Repeat the material exactly as it appears.

----

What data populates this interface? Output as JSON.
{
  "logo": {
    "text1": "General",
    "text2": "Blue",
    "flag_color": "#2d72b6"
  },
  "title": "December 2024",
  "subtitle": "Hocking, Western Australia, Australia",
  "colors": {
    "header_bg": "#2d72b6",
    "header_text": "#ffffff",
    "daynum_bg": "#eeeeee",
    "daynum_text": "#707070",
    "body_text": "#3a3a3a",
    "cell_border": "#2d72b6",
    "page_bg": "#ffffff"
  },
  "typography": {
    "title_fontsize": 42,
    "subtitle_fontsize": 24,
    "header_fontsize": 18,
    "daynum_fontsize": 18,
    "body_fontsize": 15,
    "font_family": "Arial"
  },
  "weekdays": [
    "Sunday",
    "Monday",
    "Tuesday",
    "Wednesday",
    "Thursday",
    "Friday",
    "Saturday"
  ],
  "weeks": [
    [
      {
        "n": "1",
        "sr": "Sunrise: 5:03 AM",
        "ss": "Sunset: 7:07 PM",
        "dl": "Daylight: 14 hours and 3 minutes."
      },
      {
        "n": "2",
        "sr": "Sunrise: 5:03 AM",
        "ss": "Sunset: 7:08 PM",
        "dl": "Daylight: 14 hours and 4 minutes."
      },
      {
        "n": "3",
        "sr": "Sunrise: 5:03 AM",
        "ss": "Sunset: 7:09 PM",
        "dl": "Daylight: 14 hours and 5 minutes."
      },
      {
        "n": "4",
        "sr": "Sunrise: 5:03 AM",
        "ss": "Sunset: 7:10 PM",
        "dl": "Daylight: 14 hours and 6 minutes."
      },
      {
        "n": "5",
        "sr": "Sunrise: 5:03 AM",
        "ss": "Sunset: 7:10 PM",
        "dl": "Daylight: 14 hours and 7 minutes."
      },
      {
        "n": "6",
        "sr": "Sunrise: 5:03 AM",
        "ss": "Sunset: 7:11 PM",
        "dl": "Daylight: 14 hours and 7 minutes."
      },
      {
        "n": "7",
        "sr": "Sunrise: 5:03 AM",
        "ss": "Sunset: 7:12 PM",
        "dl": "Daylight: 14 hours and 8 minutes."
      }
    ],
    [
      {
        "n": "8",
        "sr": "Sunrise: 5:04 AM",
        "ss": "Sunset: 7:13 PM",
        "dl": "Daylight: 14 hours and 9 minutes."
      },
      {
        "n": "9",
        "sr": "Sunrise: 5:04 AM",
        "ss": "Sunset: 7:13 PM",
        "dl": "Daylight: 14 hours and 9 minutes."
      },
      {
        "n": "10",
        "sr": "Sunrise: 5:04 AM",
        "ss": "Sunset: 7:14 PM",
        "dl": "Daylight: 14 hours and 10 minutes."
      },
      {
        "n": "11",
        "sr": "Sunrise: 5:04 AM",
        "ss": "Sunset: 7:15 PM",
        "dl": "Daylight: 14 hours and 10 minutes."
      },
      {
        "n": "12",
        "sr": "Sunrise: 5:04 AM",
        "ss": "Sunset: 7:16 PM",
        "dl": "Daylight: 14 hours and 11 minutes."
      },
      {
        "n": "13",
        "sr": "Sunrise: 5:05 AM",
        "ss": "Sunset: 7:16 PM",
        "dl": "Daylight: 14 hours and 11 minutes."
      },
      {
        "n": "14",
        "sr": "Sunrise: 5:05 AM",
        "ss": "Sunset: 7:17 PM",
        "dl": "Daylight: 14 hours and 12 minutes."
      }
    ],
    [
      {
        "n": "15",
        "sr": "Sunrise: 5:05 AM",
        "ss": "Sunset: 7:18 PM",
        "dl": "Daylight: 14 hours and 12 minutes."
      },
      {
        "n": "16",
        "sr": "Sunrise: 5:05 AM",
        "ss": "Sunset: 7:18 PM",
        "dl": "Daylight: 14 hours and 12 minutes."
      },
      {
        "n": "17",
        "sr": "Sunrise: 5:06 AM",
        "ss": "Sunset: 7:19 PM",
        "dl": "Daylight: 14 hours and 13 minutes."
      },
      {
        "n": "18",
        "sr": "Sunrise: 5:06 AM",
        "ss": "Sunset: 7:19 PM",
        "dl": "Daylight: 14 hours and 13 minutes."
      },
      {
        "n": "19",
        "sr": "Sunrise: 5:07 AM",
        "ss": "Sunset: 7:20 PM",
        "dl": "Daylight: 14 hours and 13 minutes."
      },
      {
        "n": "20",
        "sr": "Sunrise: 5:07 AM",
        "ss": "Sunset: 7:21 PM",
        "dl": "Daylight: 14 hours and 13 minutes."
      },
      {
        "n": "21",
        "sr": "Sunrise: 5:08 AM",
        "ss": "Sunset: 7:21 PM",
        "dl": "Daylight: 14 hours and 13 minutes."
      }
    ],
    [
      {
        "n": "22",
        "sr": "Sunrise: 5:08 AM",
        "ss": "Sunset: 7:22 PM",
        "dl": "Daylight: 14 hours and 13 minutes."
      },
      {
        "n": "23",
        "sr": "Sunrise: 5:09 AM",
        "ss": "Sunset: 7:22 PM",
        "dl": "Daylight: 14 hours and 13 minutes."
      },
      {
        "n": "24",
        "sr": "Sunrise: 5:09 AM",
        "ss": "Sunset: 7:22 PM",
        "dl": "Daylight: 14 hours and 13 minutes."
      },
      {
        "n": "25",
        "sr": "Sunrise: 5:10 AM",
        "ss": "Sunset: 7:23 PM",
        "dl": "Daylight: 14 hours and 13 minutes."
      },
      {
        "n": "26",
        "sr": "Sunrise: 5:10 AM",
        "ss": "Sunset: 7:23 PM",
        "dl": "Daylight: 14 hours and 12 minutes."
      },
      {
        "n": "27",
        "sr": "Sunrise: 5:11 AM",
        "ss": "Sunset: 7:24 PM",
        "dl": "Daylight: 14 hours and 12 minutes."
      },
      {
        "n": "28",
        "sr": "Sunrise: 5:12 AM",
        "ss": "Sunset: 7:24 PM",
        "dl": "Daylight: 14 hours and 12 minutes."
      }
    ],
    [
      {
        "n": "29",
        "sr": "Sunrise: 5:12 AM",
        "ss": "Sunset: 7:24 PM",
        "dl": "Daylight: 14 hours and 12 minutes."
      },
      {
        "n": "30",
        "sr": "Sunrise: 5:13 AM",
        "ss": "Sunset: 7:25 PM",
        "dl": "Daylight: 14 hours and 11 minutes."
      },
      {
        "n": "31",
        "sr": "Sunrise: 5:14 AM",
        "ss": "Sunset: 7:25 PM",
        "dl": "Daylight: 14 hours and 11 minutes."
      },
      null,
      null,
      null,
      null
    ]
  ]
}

----

RESPONSE
What data populates this interface? Output as JSON.
{
  "logo": {
    "text1": "General",
    "text2": "Blue",
    "flag_color": "#2d72b6"
  },
  "title": "December 2024",
  "subtitle": "Hocking, Western Australia, Australia",
  "colors": {
    "header_bg": "#2d72b6",
    "header_text": "#ffffff",
    "daynum_bg": "#eeeeee",
    "daynum_text": "#707070",
    "body_text": "#3a3a3a",
    "cell_border": "#2d72b6",
    "page_bg": "#ffffff"
  },
  "typography": {
    "title_fontsize": 42,
    "subtitle_fontsize": 24,
    "header_fontsize": 18,
    "daynum_fontsize": 18,
    "body_fontsize": 15,
    "font_family": "Arial"
  },
  "weekdays": [
    "Sunday",
    "Monday",
    "Tuesday",
    "Wednesday",
    "Thursday",
    "Friday",
    "Saturday"
  ],
  "weeks": [
    [
      {
        "n": "1",
        "sr": "Sunrise: 5:03 AM",
        "ss": "Sunset: 7:07 PM",
        "dl": "Daylight: 14 hours and 3 minutes."
      },
      {
        "n": "2",
        "sr": "Sunrise: 5:03 AM",
        "ss": "Sunset: 7:08 PM",
        "dl": "Daylight: 14 hours and 4 minutes."
      },
      {
        "n": "3",
        "sr": "Sunrise: 5:03 AM",
        "ss": "Sunset: 7:09 PM",
        "dl": "Daylight: 14 hours and 5 minutes."
      },
      {
        "n": "4",
        "sr": "Sunrise: 5:03 AM",
        "ss": "Sunset: 7:10 PM",
        "dl": "Daylight: 14 hours and 6 minutes."
      },
      {
        "n": "5",
        "sr": "Sunrise: 5:03 AM",
        "ss": "Sunset: 7:10 PM",
        "dl": "Daylight: 14 hours and 7 minutes."
      },
      {
        "n": "6",
        "sr": "Sunrise: 5:03 AM",
        "ss": "Sunset: 7:11 PM",
        "dl": "Daylight: 14 hours and 7 minutes."
      },
      {
        "n": "7",
        "sr": "Sunrise: 5:03 AM",
        "ss": "Sunset: 7:12 PM",
        "dl": "Daylight: 14 hours and 8 minutes."
      }
    ],
    [
      {
        "n": "8",
        "sr": "Sunrise: 5:04 AM",
        "ss": "Sunset: 7:13 PM",
        "dl": "Daylight: 14 hours and 9 minutes."
      },
      {
        "n": "9",
        "sr": "Sunrise: 5:04 AM",
        "ss": "Sunset: 7:13 PM",
        "dl": "Daylight: 14 hours and 9 minutes."
      },
      {
        "n": "10",
        "sr": "Sunrise: 5:04 AM",
        "ss": "Sunset: 7:14 PM",
        "dl": "Daylight: 14 hours and 10 minutes."
      },
      {
        "n": "11",
        "sr": "Sunrise: 5:04 AM",
        "ss": "Sunset: 7:15 PM",
        "dl": "Daylight: 14 hours and 10 minutes."
      },
      {
        "n": "12",
        "sr": "Sunrise: 5:04 AM",
        "ss": "Sunset: 7:16 PM",
        "dl": "Daylight: 14 hours and 11 minutes."
      },
      {
        "n": "13",
        "sr": "Sunrise: 5:05 AM",
        "ss": "Sunset: 7:16 PM",
        "dl": "Daylight: 14 hours and 11 minutes."
      },
      {
        "n": "14",
        "sr": "Sunrise: 5:05 AM",
        "ss": "Sunset: 7:17 PM",
        "dl": "Daylight: 14 hours and 12 minutes."
      }
    ],
    [
      {
        "n": "15",
        "sr": "Sunrise: 5:05 AM",
        "ss": "Sunset: 7:18 PM",
        "dl": "Daylight: 14 hours and 12 minutes."
      },
      {
        "n": "16",
        "sr": "Sunrise: 5:05 AM",
        "ss": "Sunset: 7:18 PM",
        "dl": "Daylight: 14 hours and 12 minutes."
      },
      {
        "n": "17",
        "sr": "Sunrise: 5:06 AM",
        "ss": "Sunset: 7:19 PM",
        "dl": "Daylight: 14 hours and 13 minutes."
      },
      {
        "n": "18",
        "sr": "Sunrise: 5:06 AM",
        "ss": "Sunset: 7:19 PM",
        "dl": "Daylight: 14 hours and 13 minutes."
      },
      {
        "n": "19",
        "sr": "Sunrise: 5:07 AM",
        "ss": "Sunset: 7:20 PM",
        "dl": "Daylight: 14 hours and 13 minutes."
      },
      {
        "n": "20",
        "sr": "Sunrise: 5:07 AM",
        "ss": "Sunset: 7:21 PM",
        "dl": "Daylight: 14 hours and 13 minutes."
      },
      {
        "n": "21",
        "sr": "Sunrise: 5:08 AM",
        "ss": "Sunset: 7:21 PM",
        "dl": "Daylight: 14 hours and 13 minutes."
      }
    ],
    [
      {
        "n": "22",
        "sr": "Sunrise: 5:08 AM",
        "ss": "Sunset: 7:22 PM",
        "dl": "Daylight: 14 hours and 13 minutes."
      },
      {
        "n": "23",
        "sr": "Sunrise: 5:09 AM",
        "ss": "Sunset: 7:22 PM",
        "dl": "Daylight: 14 hours and 13 minutes."
      },
      {
        "n": "24",
        "sr": "Sunrise: 5:09 AM",
        "ss": "Sunset: 7:22 PM",
        "dl": "Daylight: 14 hours and 13 minutes."
      },
      {
        "n": "25",
        "sr": "Sunrise: 5:10 AM",
        "ss": "Sunset: 7:23 PM",
        "dl": "Daylight: 14 hours and 13 minutes."
      },
      {
        "n": "26",
        "sr": "Sunrise: 5:10 AM",
        "ss": "Sunset: 7:23 PM",
        "dl": "Daylight: 14 hours and 12 minutes."
      },
      {
        "n": "27",
        "sr": "Sunrise: 5:11 AM",
        "ss": "Sunset: 7:24 PM",
        "dl": "Daylight: 14 hours and 12 minutes."
      },
      {
        "n": "28",
        "sr": "Sunrise: 5:12 AM",
        "ss": "Sunset: 7:24 PM",
        "dl": "Daylight: 14 hours and 12 minutes."
      }
    ],
    [
      {
        "n": "29",
        "sr": "Sunrise: 5:12 AM",
        "ss": "Sunset: 7:24 PM",
        "dl": "Daylight: 14 hours and 12 minutes."
      },
      {
        "n": "30",
        "sr": "Sunrise: 5:13 AM",
        "ss": "Sunset: 7:25 PM",
        "dl": "Daylight: 14 hours and 11 minutes."
      },
      {
        "n": "31",
        "sr": "Sunrise: 5:14 AM",
        "ss": "Sunset: 7:25 PM",
        "dl": "Daylight: 14 hours and 11 minutes."
      },
      null,
      null,
      null,
      null
    ]
  ]
}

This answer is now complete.